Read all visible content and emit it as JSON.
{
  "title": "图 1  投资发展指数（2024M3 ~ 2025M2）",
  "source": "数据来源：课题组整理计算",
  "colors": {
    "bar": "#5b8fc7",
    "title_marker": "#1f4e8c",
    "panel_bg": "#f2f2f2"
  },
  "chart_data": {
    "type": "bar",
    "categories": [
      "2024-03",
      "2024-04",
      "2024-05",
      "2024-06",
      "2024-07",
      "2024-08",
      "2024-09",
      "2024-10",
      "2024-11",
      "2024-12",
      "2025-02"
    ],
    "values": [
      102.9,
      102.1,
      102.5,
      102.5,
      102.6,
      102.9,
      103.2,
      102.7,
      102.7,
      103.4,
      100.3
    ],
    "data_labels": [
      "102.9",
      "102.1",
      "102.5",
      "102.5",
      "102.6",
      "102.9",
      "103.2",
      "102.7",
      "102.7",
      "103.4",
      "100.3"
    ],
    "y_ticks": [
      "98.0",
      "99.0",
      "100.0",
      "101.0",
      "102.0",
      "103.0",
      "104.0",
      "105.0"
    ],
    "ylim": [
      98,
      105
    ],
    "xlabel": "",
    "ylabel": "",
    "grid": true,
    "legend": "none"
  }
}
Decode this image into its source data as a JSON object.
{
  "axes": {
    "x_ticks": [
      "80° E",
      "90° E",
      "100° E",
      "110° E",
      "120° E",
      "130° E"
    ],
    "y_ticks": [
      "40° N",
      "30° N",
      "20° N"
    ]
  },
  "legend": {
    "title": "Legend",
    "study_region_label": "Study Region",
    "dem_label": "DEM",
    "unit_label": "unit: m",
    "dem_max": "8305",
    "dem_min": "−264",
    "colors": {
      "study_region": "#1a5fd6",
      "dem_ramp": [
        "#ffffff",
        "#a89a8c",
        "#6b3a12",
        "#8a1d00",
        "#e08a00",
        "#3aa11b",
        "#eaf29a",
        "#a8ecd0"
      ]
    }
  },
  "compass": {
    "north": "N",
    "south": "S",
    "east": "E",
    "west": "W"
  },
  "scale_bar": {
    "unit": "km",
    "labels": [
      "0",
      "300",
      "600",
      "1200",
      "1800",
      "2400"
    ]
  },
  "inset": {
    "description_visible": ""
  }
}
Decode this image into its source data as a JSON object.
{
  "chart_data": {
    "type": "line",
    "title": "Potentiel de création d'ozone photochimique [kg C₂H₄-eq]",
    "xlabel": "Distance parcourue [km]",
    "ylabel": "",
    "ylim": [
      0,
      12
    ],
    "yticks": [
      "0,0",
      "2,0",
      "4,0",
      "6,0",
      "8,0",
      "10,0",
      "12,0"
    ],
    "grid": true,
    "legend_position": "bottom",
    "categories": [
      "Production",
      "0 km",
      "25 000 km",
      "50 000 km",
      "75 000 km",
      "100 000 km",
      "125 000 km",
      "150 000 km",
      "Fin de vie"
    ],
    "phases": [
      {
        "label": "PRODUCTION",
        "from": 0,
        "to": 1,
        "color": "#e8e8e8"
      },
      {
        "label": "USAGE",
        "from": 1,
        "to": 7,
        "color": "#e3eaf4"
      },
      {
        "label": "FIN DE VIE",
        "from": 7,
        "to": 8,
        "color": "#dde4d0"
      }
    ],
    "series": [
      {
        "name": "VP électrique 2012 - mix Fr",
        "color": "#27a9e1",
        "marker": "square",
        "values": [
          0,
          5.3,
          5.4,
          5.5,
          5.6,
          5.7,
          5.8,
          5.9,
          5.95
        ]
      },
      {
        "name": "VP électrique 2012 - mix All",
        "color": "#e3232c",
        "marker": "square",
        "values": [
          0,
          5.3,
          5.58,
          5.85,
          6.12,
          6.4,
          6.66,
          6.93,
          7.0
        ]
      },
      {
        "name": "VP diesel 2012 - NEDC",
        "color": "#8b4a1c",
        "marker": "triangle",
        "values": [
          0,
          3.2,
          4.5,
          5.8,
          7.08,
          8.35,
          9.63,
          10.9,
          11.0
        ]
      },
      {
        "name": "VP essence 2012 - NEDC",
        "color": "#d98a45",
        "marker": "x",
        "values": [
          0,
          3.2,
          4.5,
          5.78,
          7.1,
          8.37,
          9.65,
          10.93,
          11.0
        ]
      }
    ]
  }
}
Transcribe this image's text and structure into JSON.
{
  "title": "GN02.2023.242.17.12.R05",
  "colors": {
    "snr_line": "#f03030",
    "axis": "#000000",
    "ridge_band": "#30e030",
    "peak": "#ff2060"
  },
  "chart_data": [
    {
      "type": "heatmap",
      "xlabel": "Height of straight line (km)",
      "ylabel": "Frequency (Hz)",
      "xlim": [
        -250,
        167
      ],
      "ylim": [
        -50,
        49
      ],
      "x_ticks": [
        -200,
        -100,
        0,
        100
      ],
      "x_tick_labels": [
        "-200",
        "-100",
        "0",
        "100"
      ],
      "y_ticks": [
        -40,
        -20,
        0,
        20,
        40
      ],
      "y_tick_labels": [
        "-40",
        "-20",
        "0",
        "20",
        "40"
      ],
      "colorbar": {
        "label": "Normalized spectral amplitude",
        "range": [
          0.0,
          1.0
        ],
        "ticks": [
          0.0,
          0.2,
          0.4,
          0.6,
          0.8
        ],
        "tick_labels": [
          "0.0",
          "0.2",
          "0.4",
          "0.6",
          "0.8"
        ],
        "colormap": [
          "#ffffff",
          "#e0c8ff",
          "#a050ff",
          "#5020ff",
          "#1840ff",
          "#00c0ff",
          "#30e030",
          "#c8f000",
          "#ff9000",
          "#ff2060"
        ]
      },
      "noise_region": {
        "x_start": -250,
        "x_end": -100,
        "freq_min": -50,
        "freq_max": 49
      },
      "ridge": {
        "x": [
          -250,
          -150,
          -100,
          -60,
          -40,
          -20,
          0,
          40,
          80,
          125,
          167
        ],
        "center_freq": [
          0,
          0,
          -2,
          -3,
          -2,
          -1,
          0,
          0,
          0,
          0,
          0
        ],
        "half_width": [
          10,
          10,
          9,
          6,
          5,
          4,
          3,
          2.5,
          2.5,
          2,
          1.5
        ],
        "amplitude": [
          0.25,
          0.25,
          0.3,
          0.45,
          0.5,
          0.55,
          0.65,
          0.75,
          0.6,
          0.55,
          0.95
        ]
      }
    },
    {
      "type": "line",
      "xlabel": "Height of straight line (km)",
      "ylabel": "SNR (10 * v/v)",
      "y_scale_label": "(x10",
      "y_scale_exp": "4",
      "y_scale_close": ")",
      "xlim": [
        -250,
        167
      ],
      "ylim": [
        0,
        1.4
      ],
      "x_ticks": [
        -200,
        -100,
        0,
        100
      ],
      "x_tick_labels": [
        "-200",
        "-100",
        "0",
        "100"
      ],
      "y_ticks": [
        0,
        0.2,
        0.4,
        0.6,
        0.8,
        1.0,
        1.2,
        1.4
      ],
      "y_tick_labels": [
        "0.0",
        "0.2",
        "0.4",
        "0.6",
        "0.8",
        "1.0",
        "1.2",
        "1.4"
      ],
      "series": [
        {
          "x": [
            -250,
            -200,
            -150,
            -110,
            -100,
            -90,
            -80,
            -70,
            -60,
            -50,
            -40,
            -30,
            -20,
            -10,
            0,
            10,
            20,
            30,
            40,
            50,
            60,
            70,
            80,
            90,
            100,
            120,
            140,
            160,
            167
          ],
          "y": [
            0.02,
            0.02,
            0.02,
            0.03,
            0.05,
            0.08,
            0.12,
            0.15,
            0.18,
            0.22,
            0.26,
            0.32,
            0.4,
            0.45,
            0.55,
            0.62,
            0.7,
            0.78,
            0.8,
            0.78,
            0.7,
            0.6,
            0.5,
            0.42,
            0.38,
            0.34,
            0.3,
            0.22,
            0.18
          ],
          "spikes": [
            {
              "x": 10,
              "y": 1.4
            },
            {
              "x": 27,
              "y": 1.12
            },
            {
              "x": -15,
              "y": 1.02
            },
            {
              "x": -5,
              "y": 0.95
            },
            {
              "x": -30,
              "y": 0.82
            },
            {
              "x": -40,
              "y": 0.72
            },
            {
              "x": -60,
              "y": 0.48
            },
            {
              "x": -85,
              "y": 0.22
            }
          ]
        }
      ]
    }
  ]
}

......

SET PROBLEM » Determine how many lines in the listing above hold the word "ylabel", answering with the number only.

TASK RESULT » 4